▶ [EXERCISE AIM]
Can you render everything from the line containing "chart-subtitle: Comparing estimated" down to the line containing "y-tick-label: 52% bbox=[13, 457, 37, 468]" as a Markdown table, with a Row column for the row number and a Line column for the line itself, leaving out any blank lines?

▶ [SOURCE MATERIAL]
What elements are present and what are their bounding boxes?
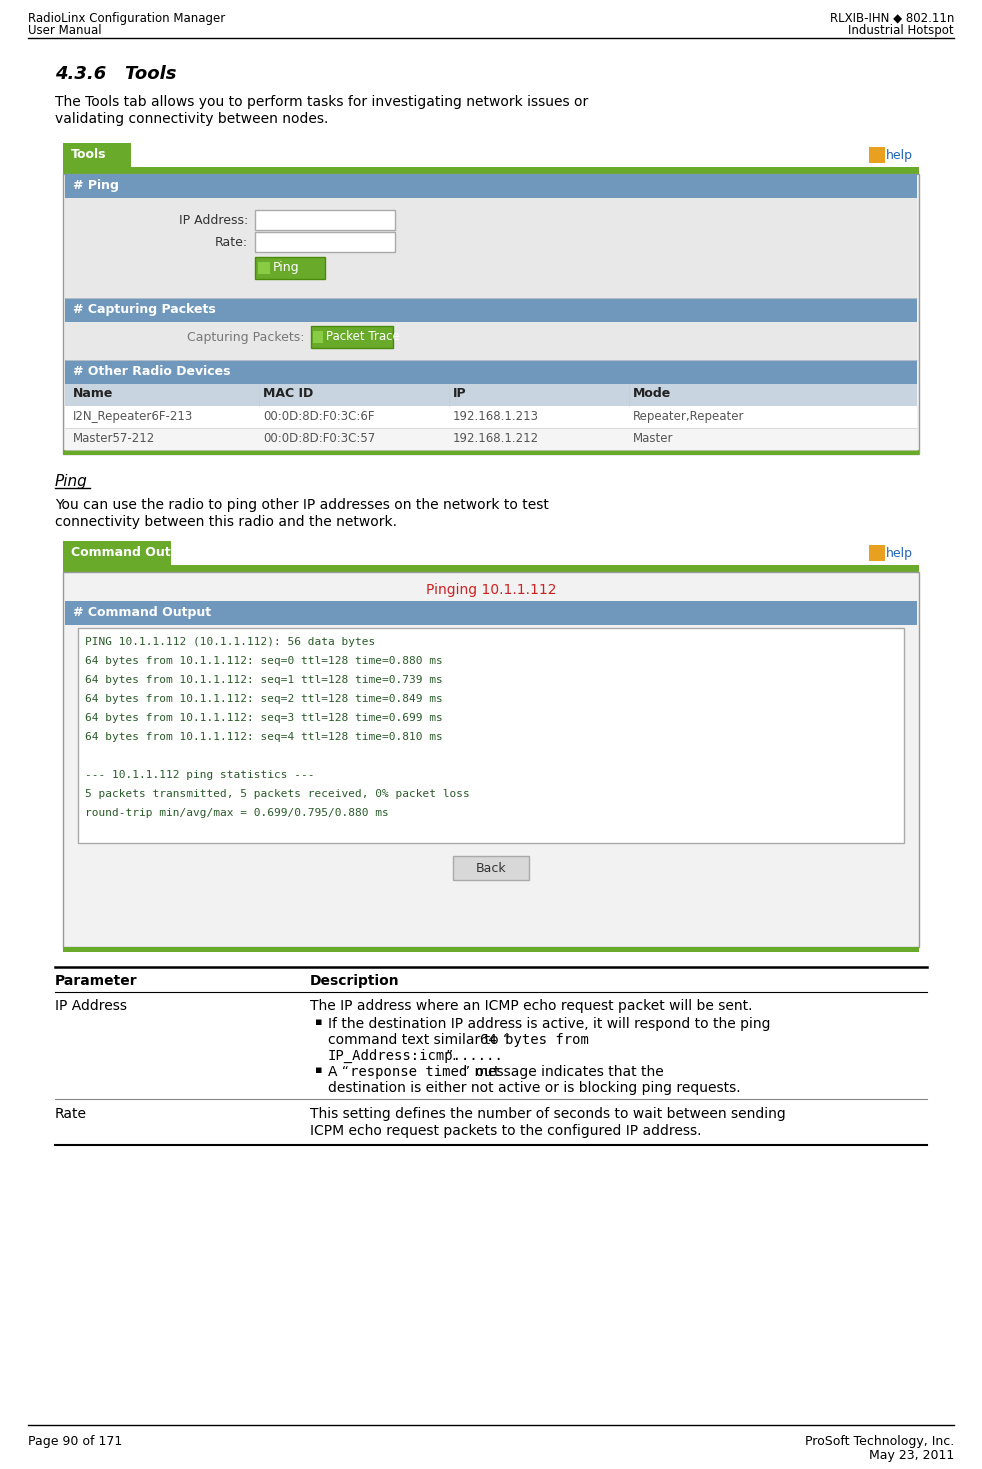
Bar	[255, 210, 395, 231]
Text: Name: Name	[73, 386, 113, 400]
Text: May 23, 2011: May 23, 2011	[869, 1448, 954, 1462]
Text: User Manual: User Manual	[28, 24, 101, 37]
Bar	[65, 298, 917, 322]
Text: IP Address:: IP Address:	[179, 214, 248, 228]
Bar	[453, 856, 529, 880]
Text: RLXIB-IHN ◆ 802.11n: RLXIB-IHN ◆ 802.11n	[830, 12, 954, 25]
Text: 64 bytes from 10.1.1.112: seq=2 ttl=128 time=0.849 ms: 64 bytes from 10.1.1.112: seq=2 ttl=128 …	[85, 693, 443, 704]
Text: IP: IP	[453, 386, 466, 400]
Text: 5 packets transmitted, 5 packets received, 0% packet loss: 5 packets transmitted, 5 packets receive…	[85, 789, 469, 799]
Bar	[78, 629, 904, 843]
Text: ”.: ”.	[446, 1049, 458, 1064]
Bar	[63, 450, 919, 455]
Bar	[255, 232, 395, 253]
Text: 64 bytes from 10.1.1.112: seq=1 ttl=128 time=0.739 ms: 64 bytes from 10.1.1.112: seq=1 ttl=128 …	[85, 674, 443, 685]
Text: # Capturing Packets: # Capturing Packets	[73, 303, 216, 316]
Text: Pinging 10.1.1.112: Pinging 10.1.1.112	[426, 583, 556, 596]
Text: Command Output: Command Output	[71, 546, 194, 560]
Text: I2N_Repeater6F-213: I2N_Repeater6F-213	[73, 410, 193, 423]
Text: A “: A “	[328, 1065, 349, 1080]
Bar	[65, 360, 917, 383]
Text: ▪: ▪	[315, 1017, 322, 1027]
Text: Master57-212: Master57-212	[73, 432, 155, 445]
Text: Capturing Packets:: Capturing Packets:	[188, 331, 305, 344]
Text: Rate:: Rate:	[215, 237, 248, 250]
Bar	[258, 261, 270, 275]
Text: You can use the radio to ping other IP addresses on the network to test: You can use the radio to ping other IP a…	[55, 498, 549, 513]
Text: response timed out: response timed out	[350, 1065, 501, 1080]
Text: ProSoft Technology, Inc.: ProSoft Technology, Inc.	[805, 1435, 954, 1448]
Text: 00:0D:8D:F0:3C:57: 00:0D:8D:F0:3C:57	[263, 432, 375, 445]
Text: IP_Address:icmp......: IP_Address:icmp......	[328, 1049, 504, 1064]
Text: The IP address where an ICMP echo request packet will be sent.: The IP address where an ICMP echo reques…	[310, 999, 752, 1014]
Text: # Other Radio Devices: # Other Radio Devices	[73, 364, 231, 378]
Text: Description: Description	[310, 974, 400, 989]
Text: 64 bytes from: 64 bytes from	[480, 1033, 589, 1047]
Text: --- 10.1.1.112 ping statistics ---: --- 10.1.1.112 ping statistics ---	[85, 770, 314, 780]
Text: ▪: ▪	[315, 1065, 322, 1075]
Text: 64 bytes from 10.1.1.112: seq=4 ttl=128 time=0.810 ms: 64 bytes from 10.1.1.112: seq=4 ttl=128 …	[85, 732, 443, 742]
Bar	[63, 541, 171, 566]
Text: PING 10.1.1.112 (10.1.1.112): 56 data bytes: PING 10.1.1.112 (10.1.1.112): 56 data by…	[85, 638, 375, 646]
Bar	[65, 198, 917, 298]
Bar	[65, 405, 917, 427]
Bar	[255, 257, 325, 279]
Text: Ping: Ping	[273, 261, 300, 275]
Text: ” message indicates that the: ” message indicates that the	[463, 1065, 664, 1080]
Text: 64 bytes from 10.1.1.112: seq=0 ttl=128 time=0.880 ms: 64 bytes from 10.1.1.112: seq=0 ttl=128 …	[85, 657, 443, 665]
Text: MAC ID: MAC ID	[263, 386, 313, 400]
Text: Mode: Mode	[633, 386, 672, 400]
Text: help: help	[886, 546, 913, 560]
Bar	[313, 331, 323, 342]
Text: Industrial Hotspot: Industrial Hotspot	[848, 24, 954, 37]
Text: Parameter: Parameter	[55, 974, 137, 989]
Text: Packet Trace: Packet Trace	[326, 331, 400, 342]
Text: Tools: Tools	[71, 148, 106, 162]
Bar	[63, 142, 131, 167]
Bar	[65, 601, 917, 624]
Bar	[869, 545, 885, 561]
Text: This setting defines the number of seconds to wait between sending: This setting defines the number of secon…	[310, 1108, 786, 1121]
Text: Back: Back	[475, 862, 507, 876]
Bar	[63, 948, 919, 952]
Text: Ping: Ping	[55, 474, 87, 489]
Text: IP Address: IP Address	[55, 999, 127, 1014]
Text: # Command Output: # Command Output	[73, 607, 211, 618]
Text: Master: Master	[633, 432, 674, 445]
Text: Page 90 of 171: Page 90 of 171	[28, 1435, 122, 1448]
Text: connectivity between this radio and the network.: connectivity between this radio and the …	[55, 516, 397, 529]
Text: validating connectivity between nodes.: validating connectivity between nodes.	[55, 112, 328, 126]
Bar	[63, 566, 919, 571]
Text: Rate: Rate	[55, 1108, 87, 1121]
Bar	[65, 173, 917, 198]
Bar	[63, 167, 919, 173]
Bar	[869, 147, 885, 163]
Text: command text similar to “: command text similar to “	[328, 1033, 510, 1047]
Text: # Ping: # Ping	[73, 179, 119, 192]
Text: 4.3.6   Tools: 4.3.6 Tools	[55, 65, 177, 84]
Text: RadioLinx Configuration Manager: RadioLinx Configuration Manager	[28, 12, 225, 25]
Text: destination is either not active or is blocking ping requests.: destination is either not active or is b…	[328, 1081, 740, 1094]
Bar	[65, 427, 917, 450]
Text: 00:0D:8D:F0:3C:6F: 00:0D:8D:F0:3C:6F	[263, 410, 374, 423]
Text: The Tools tab allows you to perform tasks for investigating network issues or: The Tools tab allows you to perform task…	[55, 95, 588, 109]
Bar	[63, 571, 919, 948]
Text: ICPM echo request packets to the configured IP address.: ICPM echo request packets to the configu…	[310, 1124, 701, 1138]
Bar	[63, 173, 919, 454]
Text: If the destination IP address is active, it will respond to the ping: If the destination IP address is active,…	[328, 1017, 771, 1031]
Text: help: help	[886, 148, 913, 162]
Text: round-trip min/avg/max = 0.699/0.795/0.880 ms: round-trip min/avg/max = 0.699/0.795/0.8…	[85, 808, 389, 818]
Bar	[65, 322, 917, 360]
Bar	[311, 326, 393, 348]
Text: 64 bytes from 10.1.1.112: seq=3 ttl=128 time=0.699 ms: 64 bytes from 10.1.1.112: seq=3 ttl=128 …	[85, 712, 443, 723]
Text: Repeater,Repeater: Repeater,Repeater	[633, 410, 744, 423]
Text: 192.168.1.212: 192.168.1.212	[453, 432, 539, 445]
Bar	[65, 383, 917, 405]
Text: 192.168.1.213: 192.168.1.213	[453, 410, 539, 423]
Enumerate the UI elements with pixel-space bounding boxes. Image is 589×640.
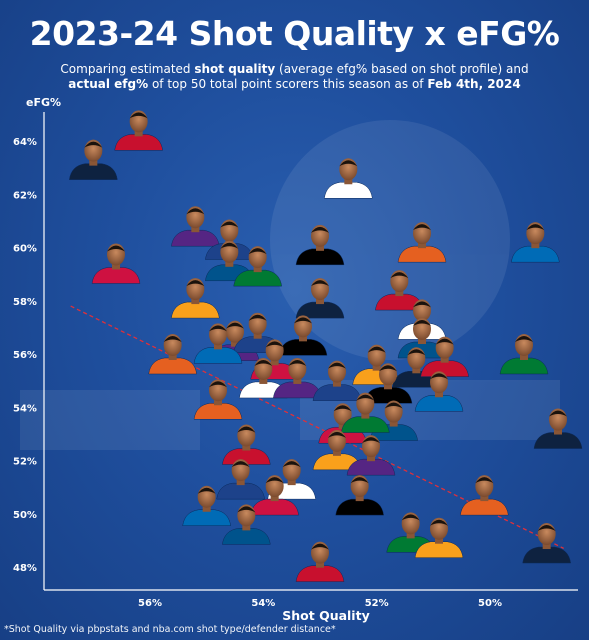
chart-subtitle: Comparing estimated shot quality (averag… bbox=[40, 62, 549, 92]
subtitle-part: (average efg% based on shot profile) and bbox=[275, 62, 529, 76]
subtitle-part: Comparing estimated bbox=[60, 62, 195, 76]
y-tick-label: 52% bbox=[13, 457, 37, 468]
player-point[interactable] bbox=[375, 270, 424, 311]
subtitle-part: Feb 4th, 2024 bbox=[427, 77, 521, 91]
chart-title: 2023-24 Shot Quality x eFG% bbox=[29, 14, 560, 53]
player-point[interactable] bbox=[250, 475, 299, 516]
player-point[interactable] bbox=[273, 357, 322, 399]
subtitle-part: shot quality bbox=[194, 62, 276, 76]
y-tick-label: 50% bbox=[13, 510, 37, 521]
y-axis-label: eFG% bbox=[26, 96, 61, 109]
background-watermark bbox=[20, 120, 560, 450]
player-point[interactable] bbox=[522, 523, 571, 564]
subtitle-part: of top 50 total point scorers this seaso… bbox=[148, 77, 428, 91]
player-point[interactable] bbox=[193, 323, 243, 364]
player-point[interactable] bbox=[312, 360, 362, 401]
player-point[interactable] bbox=[511, 222, 560, 263]
source-footnote: *Shot Quality via pbpstats and nba.com s… bbox=[4, 624, 336, 635]
player-point[interactable] bbox=[295, 278, 345, 319]
player-point[interactable] bbox=[341, 392, 390, 433]
x-tick-label: 50% bbox=[478, 598, 502, 609]
x-axis-label: Shot Quality bbox=[282, 608, 369, 623]
player-point[interactable] bbox=[216, 459, 265, 500]
x-tick-label: 56% bbox=[138, 598, 162, 609]
player-point[interactable] bbox=[420, 336, 469, 377]
y-tick-label: 60% bbox=[13, 244, 37, 255]
player-point[interactable] bbox=[171, 278, 220, 319]
x-tick-label: 52% bbox=[365, 598, 389, 609]
player-point[interactable] bbox=[69, 139, 118, 180]
y-tick-label: 62% bbox=[13, 190, 37, 201]
player-point[interactable] bbox=[182, 485, 231, 526]
x-tick-label: 54% bbox=[251, 598, 275, 609]
player-point[interactable] bbox=[414, 371, 464, 412]
player-point[interactable] bbox=[91, 243, 141, 284]
player-point[interactable] bbox=[346, 435, 396, 476]
player-point[interactable] bbox=[295, 224, 345, 266]
player-point[interactable] bbox=[295, 541, 345, 582]
y-tick-label: 58% bbox=[13, 297, 37, 308]
player-point[interactable] bbox=[205, 240, 254, 282]
player-point[interactable] bbox=[278, 315, 328, 356]
player-point[interactable] bbox=[171, 206, 220, 247]
y-tick-label: 48% bbox=[13, 563, 37, 574]
player-point[interactable] bbox=[335, 475, 384, 516]
player-point[interactable] bbox=[363, 363, 413, 404]
player-point[interactable] bbox=[233, 246, 282, 287]
player-point[interactable] bbox=[460, 475, 509, 516]
subtitle-part: actual efg% bbox=[68, 77, 149, 91]
player-point[interactable] bbox=[414, 517, 464, 558]
y-tick-label: 64% bbox=[13, 137, 37, 148]
y-tick-label: 56% bbox=[13, 350, 37, 361]
player-point[interactable] bbox=[193, 379, 243, 420]
player-point[interactable] bbox=[222, 424, 271, 465]
player-point[interactable] bbox=[499, 333, 549, 375]
player-point[interactable] bbox=[324, 158, 373, 199]
player-point[interactable] bbox=[533, 408, 583, 449]
player-point[interactable] bbox=[114, 110, 163, 151]
player-point[interactable] bbox=[222, 504, 271, 545]
player-point[interactable] bbox=[312, 429, 362, 471]
player-point[interactable] bbox=[397, 222, 447, 263]
y-tick-label: 54% bbox=[13, 403, 37, 414]
player-point[interactable] bbox=[148, 333, 197, 375]
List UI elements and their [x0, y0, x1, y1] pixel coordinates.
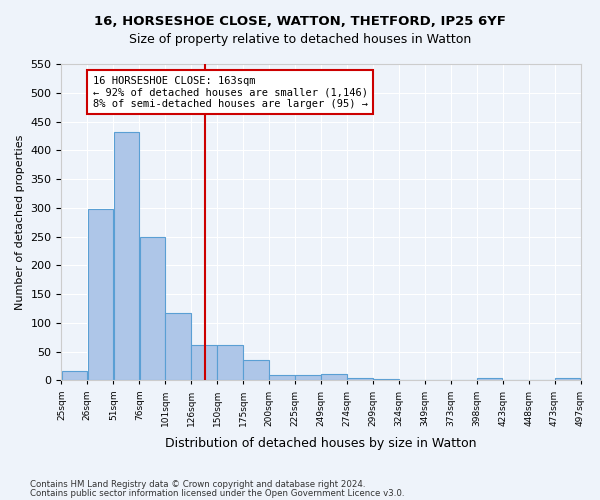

▶ [RESPONSE TO THIS EXERCISE]
| Row | Line |
|---|---|
| 1 | chart-subtitle: Comparing estimated shot quality (averag… bbox=[40, 62, 549, 92] |
| 2 | subtitle-part: (average efg% based on shot profile) and bbox=[275, 62, 529, 76] |
| 3 | subtitle-part: Comparing estimated bbox=[60, 62, 195, 76] |
| 4 | y-tick-label: 52% bbox=[13, 457, 37, 468] |